Figure record listings:
>> BEGIN
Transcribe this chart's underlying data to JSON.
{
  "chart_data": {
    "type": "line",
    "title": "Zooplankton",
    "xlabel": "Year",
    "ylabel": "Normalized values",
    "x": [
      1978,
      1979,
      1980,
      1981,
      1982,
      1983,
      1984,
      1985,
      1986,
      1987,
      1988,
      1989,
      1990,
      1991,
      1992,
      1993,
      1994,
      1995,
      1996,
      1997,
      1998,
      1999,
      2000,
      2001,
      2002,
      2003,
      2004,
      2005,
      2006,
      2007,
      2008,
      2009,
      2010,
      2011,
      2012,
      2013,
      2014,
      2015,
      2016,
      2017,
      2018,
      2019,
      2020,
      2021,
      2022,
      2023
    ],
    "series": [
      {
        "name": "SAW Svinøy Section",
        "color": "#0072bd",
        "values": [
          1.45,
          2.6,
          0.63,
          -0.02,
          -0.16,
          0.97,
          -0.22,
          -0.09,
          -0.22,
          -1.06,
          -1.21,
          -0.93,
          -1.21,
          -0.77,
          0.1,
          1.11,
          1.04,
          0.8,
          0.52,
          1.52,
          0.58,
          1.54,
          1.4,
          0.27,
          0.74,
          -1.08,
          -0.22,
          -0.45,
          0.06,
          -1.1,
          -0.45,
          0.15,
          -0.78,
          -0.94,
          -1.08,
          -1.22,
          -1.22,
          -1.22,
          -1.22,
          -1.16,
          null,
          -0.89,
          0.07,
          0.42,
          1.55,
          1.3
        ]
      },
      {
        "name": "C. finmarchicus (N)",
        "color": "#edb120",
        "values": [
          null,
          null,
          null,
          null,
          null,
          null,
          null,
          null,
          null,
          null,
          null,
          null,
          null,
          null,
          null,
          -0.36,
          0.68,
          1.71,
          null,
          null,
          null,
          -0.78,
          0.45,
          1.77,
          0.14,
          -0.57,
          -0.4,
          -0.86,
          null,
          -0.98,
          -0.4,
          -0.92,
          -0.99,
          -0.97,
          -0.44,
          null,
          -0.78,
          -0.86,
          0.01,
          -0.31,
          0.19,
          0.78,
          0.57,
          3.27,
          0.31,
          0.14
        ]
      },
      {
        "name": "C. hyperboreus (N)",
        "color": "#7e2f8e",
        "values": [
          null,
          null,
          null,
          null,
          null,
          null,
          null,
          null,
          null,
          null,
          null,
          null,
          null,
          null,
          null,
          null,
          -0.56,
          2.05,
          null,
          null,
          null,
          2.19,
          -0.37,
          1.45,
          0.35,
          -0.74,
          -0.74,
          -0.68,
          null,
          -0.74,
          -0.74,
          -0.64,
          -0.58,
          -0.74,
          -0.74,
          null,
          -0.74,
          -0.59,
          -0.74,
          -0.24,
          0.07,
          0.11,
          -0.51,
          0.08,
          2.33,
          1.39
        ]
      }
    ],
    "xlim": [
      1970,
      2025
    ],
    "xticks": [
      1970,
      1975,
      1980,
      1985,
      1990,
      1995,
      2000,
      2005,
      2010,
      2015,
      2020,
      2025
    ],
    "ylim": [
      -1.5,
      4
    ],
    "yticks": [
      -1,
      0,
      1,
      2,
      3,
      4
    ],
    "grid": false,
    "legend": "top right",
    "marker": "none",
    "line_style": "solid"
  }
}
>> END
* [Exercise prompt]: Reproduce the full set of records precisely.

* [The completed task]:
Transcribe this chart's underlying data to JSON.
{
  "chart_data": {
    "type": "line",
    "title": "Zooplankton",
    "xlabel": "Year",
    "ylabel": "Normalized values",
    "x": [
      1978,
      1979,
      1980,
      1981,
      1982,
      1983,
      1984,
      1985,
      1986,
      1987,
      1988,
      1989,
      1990,
      1991,
      1992,
      1993,
      1994,
      1995,
      1996,
      1997,
      1998,
      1999,
      2000,
      2001,
      2002,
      2003,
      2004,
      2005,
      2006,
      2007,
      2008,
      2009,
      2010,
      2011,
      2012,
      2013,
      2014,
      2015,
      2016,
      2017,
      2018,
      2019,
      2020,
      2021,
      2022,
      2023
    ],
    "series": [
      {
        "name": "SAW Svinøy Section",
        "color": "#0072bd",
        "values": [
          1.45,
          2.6,
          0.63,
          -0.02,
          -0.16,
          0.97,
          -0.22,
          -0.09,
          -0.22,
          -1.06,
          -1.21,
          -0.93,
          -1.21,
          -0.77,
          0.1,
          1.11,
          1.04,
          0.8,
          0.52,
          1.52,
          0.58,
          1.54,
          1.4,
          0.27,
          0.74,
          -1.08,
          -0.22,
          -0.45,
          0.06,
          -1.1,
          -0.45,
          0.15,
          -0.78,
          -0.94,
          -1.08,
          -1.22,
          -1.22,
          -1.22,
          -1.22,
          -1.16,
          null,
          -0.89,
          0.07,
          0.42,
          1.55,
          1.3
        ]
      },
      {
        "name": "C. finmarchicus (N)",
        "color": "#edb120",
        "values": [
          null,
          null,
          null,
          null,
          null,
          null,
          null,
          null,
          null,
          null,
          null,
          null,
          null,
          null,
          null,
          -0.36,
          0.68,
          1.71,
          null,
          null,
          null,
          -0.78,
          0.45,
          1.77,
          0.14,
          -0.57,
          -0.4,
          -0.86,
          null,
          -0.98,
          -0.4,
          -0.92,
          -0.99,
          -0.97,
          -0.44,
          null,
          -0.78,
          -0.86,
          0.01,
          -0.31,
          0.19,
          0.78,
          0.57,
          3.27,
          0.31,
          0.14
        ]
      },
      {
        "name": "C. hyperboreus (N)",
        "color": "#7e2f8e",
        "values": [
          null,
          null,
          null,
          null,
          null,
          null,
          null,
          null,
          null,
          null,
          null,
          null,
          null,
          null,
          null,
          null,
          -0.56,
          2.05,
          null,
          null,
          null,
          2.19,
          -0.37,
          1.45,
          0.35,
          -0.74,
          -0.74,
          -0.68,
          null,
          -0.74,
          -0.74,
          -0.64,
          -0.58,
          -0.74,
          -0.74,
          null,
          -0.74,
          -0.59,
          -0.74,
          -0.24,
          0.07,
          0.11,
          -0.51,
          0.08,
          2.33,
          1.39
        ]
      }
    ],
    "xlim": [
      1970,
      2025
    ],
    "xticks": [
      1970,
      1975,
      1980,
      1985,
      1990,
      1995,
      2000,
      2005,
      2010,
      2015,
      2020,
      2025
    ],
    "ylim": [
      -1.5,
      4
    ],
    "yticks": [
      -1,
      0,
      1,
      2,
      3,
      4
    ],
    "grid": false,
    "legend": "top right",
    "marker": "none",
    "line_style": "solid"
  }
}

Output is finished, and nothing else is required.